(Figure content listings)
☆ ☆ ☆ ☆ ☆ ☆ ☆
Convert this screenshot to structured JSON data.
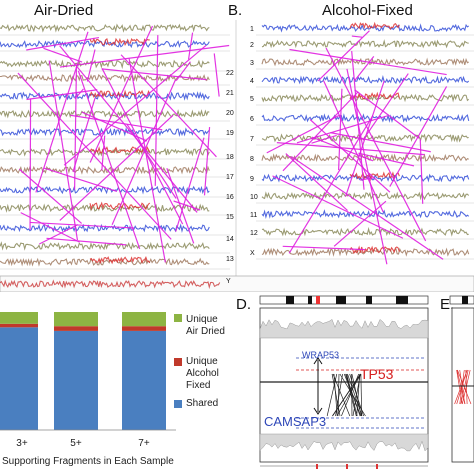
{
  "panelA": {
    "title": "Air-Dried"
  },
  "panelB": {
    "letter": "B.",
    "title": "Alcohol-Fixed",
    "chromosomes": [
      "1",
      "2",
      "3",
      "4",
      "5",
      "6",
      "7",
      "8",
      "9",
      "10",
      "11",
      "12",
      "X"
    ]
  },
  "panelA_right_labels": [
    "22",
    "21",
    "20",
    "19",
    "18",
    "17",
    "16",
    "15",
    "14",
    "13",
    "Y"
  ],
  "panelC": {
    "legend": [
      {
        "label_lines": [
          "Unique",
          "Air Dried"
        ],
        "color": "#8db443"
      },
      {
        "label_lines": [
          "Unique",
          "Alcohol Fixed"
        ],
        "color": "#c0392b"
      },
      {
        "label_lines": [
          "Shared"
        ],
        "color": "#4a7fc0"
      }
    ],
    "xlabel": "Supporting Fragments in Each Sample"
  },
  "panelD": {
    "letter": "D.",
    "gene_top": "TP53",
    "gene_wrap": "WRAP53",
    "gene_bottom": "CAMSAP3"
  },
  "panelE": {
    "letter": "E."
  },
  "chart_data": {
    "type": "bar",
    "categories": [
      "3+",
      "5+",
      "7+"
    ],
    "series": [
      {
        "name": "Shared",
        "values": [
          0.87,
          0.84,
          0.84
        ]
      },
      {
        "name": "Unique Alcohol Fixed",
        "values": [
          0.03,
          0.04,
          0.04
        ]
      },
      {
        "name": "Unique Air Dried",
        "values": [
          0.1,
          0.12,
          0.12
        ]
      }
    ],
    "stacked": true,
    "xlabel": "Supporting Fragments in Each Sample",
    "colors": {
      "Shared": "#4a7fc0",
      "Unique Alcohol Fixed": "#c0392b",
      "Unique Air Dried": "#8db443"
    }
  }
}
☆ ☆ ☆ ☆ ☆ ☆ ☆
_Your objective_. Working from the lines above, reproduce the material exactly and exclude its pictures.

_Solution to this task_.
Convert this screenshot to structured JSON data.
{
  "panelA": {
    "title": "Air-Dried"
  },
  "panelB": {
    "letter": "B.",
    "title": "Alcohol-Fixed",
    "chromosomes": [
      "1",
      "2",
      "3",
      "4",
      "5",
      "6",
      "7",
      "8",
      "9",
      "10",
      "11",
      "12",
      "X"
    ]
  },
  "panelA_right_labels": [
    "22",
    "21",
    "20",
    "19",
    "18",
    "17",
    "16",
    "15",
    "14",
    "13",
    "Y"
  ],
  "panelC": {
    "legend": [
      {
        "label_lines": [
          "Unique",
          "Air Dried"
        ],
        "color": "#8db443"
      },
      {
        "label_lines": [
          "Unique",
          "Alcohol Fixed"
        ],
        "color": "#c0392b"
      },
      {
        "label_lines": [
          "Shared"
        ],
        "color": "#4a7fc0"
      }
    ],
    "xlabel": "Supporting Fragments in Each Sample"
  },
  "panelD": {
    "letter": "D.",
    "gene_top": "TP53",
    "gene_wrap": "WRAP53",
    "gene_bottom": "CAMSAP3"
  },
  "panelE": {
    "letter": "E."
  },
  "chart_data": {
    "type": "bar",
    "categories": [
      "3+",
      "5+",
      "7+"
    ],
    "series": [
      {
        "name": "Shared",
        "values": [
          0.87,
          0.84,
          0.84
        ]
      },
      {
        "name": "Unique Alcohol Fixed",
        "values": [
          0.03,
          0.04,
          0.04
        ]
      },
      {
        "name": "Unique Air Dried",
        "values": [
          0.1,
          0.12,
          0.12
        ]
      }
    ],
    "stacked": true,
    "xlabel": "Supporting Fragments in Each Sample",
    "colors": {
      "Shared": "#4a7fc0",
      "Unique Alcohol Fixed": "#c0392b",
      "Unique Air Dried": "#8db443"
    }
  }
}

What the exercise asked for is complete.